STORED RECORDS:
■ ■ ■
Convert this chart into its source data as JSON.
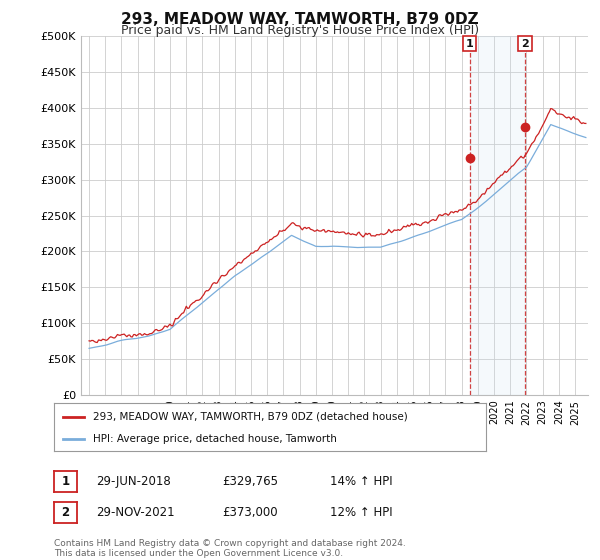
{
  "title": "293, MEADOW WAY, TAMWORTH, B79 0DZ",
  "subtitle": "Price paid vs. HM Land Registry's House Price Index (HPI)",
  "ylabel_ticks": [
    "£0",
    "£50K",
    "£100K",
    "£150K",
    "£200K",
    "£250K",
    "£300K",
    "£350K",
    "£400K",
    "£450K",
    "£500K"
  ],
  "ytick_values": [
    0,
    50000,
    100000,
    150000,
    200000,
    250000,
    300000,
    350000,
    400000,
    450000,
    500000
  ],
  "xlim_start": 1994.5,
  "xlim_end": 2025.8,
  "ylim": [
    0,
    500000
  ],
  "line_color_hpi": "#7aaddb",
  "line_color_price": "#cc2222",
  "shade_color": "#cce0f0",
  "transaction1_date": 2018.49,
  "transaction1_value": 329765,
  "transaction2_date": 2021.91,
  "transaction2_value": 373000,
  "legend_label1": "293, MEADOW WAY, TAMWORTH, B79 0DZ (detached house)",
  "legend_label2": "HPI: Average price, detached house, Tamworth",
  "table_row1": [
    "1",
    "29-JUN-2018",
    "£329,765",
    "14% ↑ HPI"
  ],
  "table_row2": [
    "2",
    "29-NOV-2021",
    "£373,000",
    "12% ↑ HPI"
  ],
  "footnote": "Contains HM Land Registry data © Crown copyright and database right 2024.\nThis data is licensed under the Open Government Licence v3.0.",
  "background_color": "#ffffff",
  "plot_bg_color": "#ffffff",
  "grid_color": "#cccccc",
  "title_fontsize": 11,
  "subtitle_fontsize": 9,
  "tick_fontsize": 8
}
■ ■ ■
DIRECTION:
What is the number of lines above that contain "data"? Answer with that number only.

COMPLETE RESPONSE:
2